[WHAT IS NEEDED]: Please give the listing again, word for word, with nothing left out.

Dataset excerpt:
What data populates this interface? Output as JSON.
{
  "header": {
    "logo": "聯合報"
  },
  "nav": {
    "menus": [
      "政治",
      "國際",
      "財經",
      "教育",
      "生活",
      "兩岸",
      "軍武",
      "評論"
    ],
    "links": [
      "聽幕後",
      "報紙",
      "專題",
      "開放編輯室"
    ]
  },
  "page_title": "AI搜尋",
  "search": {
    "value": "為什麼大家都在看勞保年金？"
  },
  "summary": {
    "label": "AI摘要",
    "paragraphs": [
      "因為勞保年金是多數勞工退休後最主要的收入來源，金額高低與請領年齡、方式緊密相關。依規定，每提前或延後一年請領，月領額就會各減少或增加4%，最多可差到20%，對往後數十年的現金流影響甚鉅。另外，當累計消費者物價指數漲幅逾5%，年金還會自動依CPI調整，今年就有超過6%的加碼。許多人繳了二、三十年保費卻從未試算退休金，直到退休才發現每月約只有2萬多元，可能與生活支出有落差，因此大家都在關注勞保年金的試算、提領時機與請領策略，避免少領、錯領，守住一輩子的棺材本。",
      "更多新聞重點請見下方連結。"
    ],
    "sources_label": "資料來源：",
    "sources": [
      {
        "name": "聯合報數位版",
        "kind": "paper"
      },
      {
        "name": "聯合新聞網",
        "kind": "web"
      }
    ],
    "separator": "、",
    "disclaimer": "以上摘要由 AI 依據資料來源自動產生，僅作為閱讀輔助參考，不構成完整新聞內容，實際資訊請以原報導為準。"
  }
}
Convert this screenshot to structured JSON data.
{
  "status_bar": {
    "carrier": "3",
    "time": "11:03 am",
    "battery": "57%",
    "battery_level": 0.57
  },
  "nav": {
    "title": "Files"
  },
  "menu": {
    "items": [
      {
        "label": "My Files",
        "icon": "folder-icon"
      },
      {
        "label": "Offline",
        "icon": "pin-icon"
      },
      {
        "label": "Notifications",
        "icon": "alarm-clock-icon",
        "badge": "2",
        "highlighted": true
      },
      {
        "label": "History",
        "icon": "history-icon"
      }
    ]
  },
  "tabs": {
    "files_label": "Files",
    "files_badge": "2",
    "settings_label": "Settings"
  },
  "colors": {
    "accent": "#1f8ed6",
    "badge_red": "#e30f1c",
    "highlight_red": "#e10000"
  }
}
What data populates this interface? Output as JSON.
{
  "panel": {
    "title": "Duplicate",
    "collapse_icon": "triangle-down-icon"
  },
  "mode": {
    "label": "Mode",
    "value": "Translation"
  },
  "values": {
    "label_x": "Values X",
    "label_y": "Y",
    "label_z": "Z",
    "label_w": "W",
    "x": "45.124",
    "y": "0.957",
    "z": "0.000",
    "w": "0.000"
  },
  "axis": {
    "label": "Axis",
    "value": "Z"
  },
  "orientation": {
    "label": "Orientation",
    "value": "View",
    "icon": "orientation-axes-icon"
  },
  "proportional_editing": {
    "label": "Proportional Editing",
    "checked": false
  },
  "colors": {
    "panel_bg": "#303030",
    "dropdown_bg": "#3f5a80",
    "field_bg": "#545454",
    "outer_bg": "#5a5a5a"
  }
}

[WRITTEN SOLUTION]:
What data populates this interface? Output as JSON.
{
  "header": {
    "logo": "聯合報"
  },
  "nav": {
    "menus": [
      "政治",
      "國際",
      "財經",
      "教育",
      "生活",
      "兩岸",
      "軍武",
      "評論"
    ],
    "links": [
      "聽幕後",
      "報紙",
      "專題",
      "開放編輯室"
    ]
  },
  "page_title": "AI搜尋",
  "search": {
    "value": "為什麼大家都在看勞保年金？"
  },
  "summary": {
    "label": "AI摘要",
    "paragraphs": [
      "因為勞保年金是多數勞工退休後最主要的收入來源，金額高低與請領年齡、方式緊密相關。依規定，每提前或延後一年請領，月領額就會各減少或增加4%，最多可差到20%，對往後數十年的現金流影響甚鉅。另外，當累計消費者物價指數漲幅逾5%，年金還會自動依CPI調整，今年就有超過6%的加碼。許多人繳了二、三十年保費卻從未試算退休金，直到退休才發現每月約只有2萬多元，可能與生活支出有落差，因此大家都在關注勞保年金的試算、提領時機與請領策略，避免少領、錯領，守住一輩子的棺材本。",
      "更多新聞重點請見下方連結。"
    ],
    "sources_label": "資料來源：",
    "sources": [
      {
        "name": "聯合報數位版",
        "kind": "paper"
      },
      {
        "name": "聯合新聞網",
        "kind": "web"
      }
    ],
    "separator": "、",
    "disclaimer": "以上摘要由 AI 依據資料來源自動產生，僅作為閱讀輔助參考，不構成完整新聞內容，實際資訊請以原報導為準。"
  }
}
Convert this screenshot to structured JSON data.
{
  "status_bar": {
    "carrier": "3",
    "time": "11:03 am",
    "battery": "57%",
    "battery_level": 0.57
  },
  "nav": {
    "title": "Files"
  },
  "menu": {
    "items": [
      {
        "label": "My Files",
        "icon": "folder-icon"
      },
      {
        "label": "Offline",
        "icon": "pin-icon"
      },
      {
        "label": "Notifications",
        "icon": "alarm-clock-icon",
        "badge": "2",
        "highlighted": true
      },
      {
        "label": "History",
        "icon": "history-icon"
      }
    ]
  },
  "tabs": {
    "files_label": "Files",
    "files_badge": "2",
    "settings_label": "Settings"
  },
  "colors": {
    "accent": "#1f8ed6",
    "badge_red": "#e30f1c",
    "highlight_red": "#e10000"
  }
}
What data populates this interface? Output as JSON.
{
  "panel": {
    "title": "Duplicate",
    "collapse_icon": "triangle-down-icon"
  },
  "mode": {
    "label": "Mode",
    "value": "Translation"
  },
  "values": {
    "label_x": "Values X",
    "label_y": "Y",
    "label_z": "Z",
    "label_w": "W",
    "x": "45.124",
    "y": "0.957",
    "z": "0.000",
    "w": "0.000"
  },
  "axis": {
    "label": "Axis",
    "value": "Z"
  },
  "orientation": {
    "label": "Orientation",
    "value": "View",
    "icon": "orientation-axes-icon"
  },
  "proportional_editing": {
    "label": "Proportional Editing",
    "checked": false
  },
  "colors": {
    "panel_bg": "#303030",
    "dropdown_bg": "#3f5a80",
    "field_bg": "#545454",
    "outer_bg": "#5a5a5a"
  }
}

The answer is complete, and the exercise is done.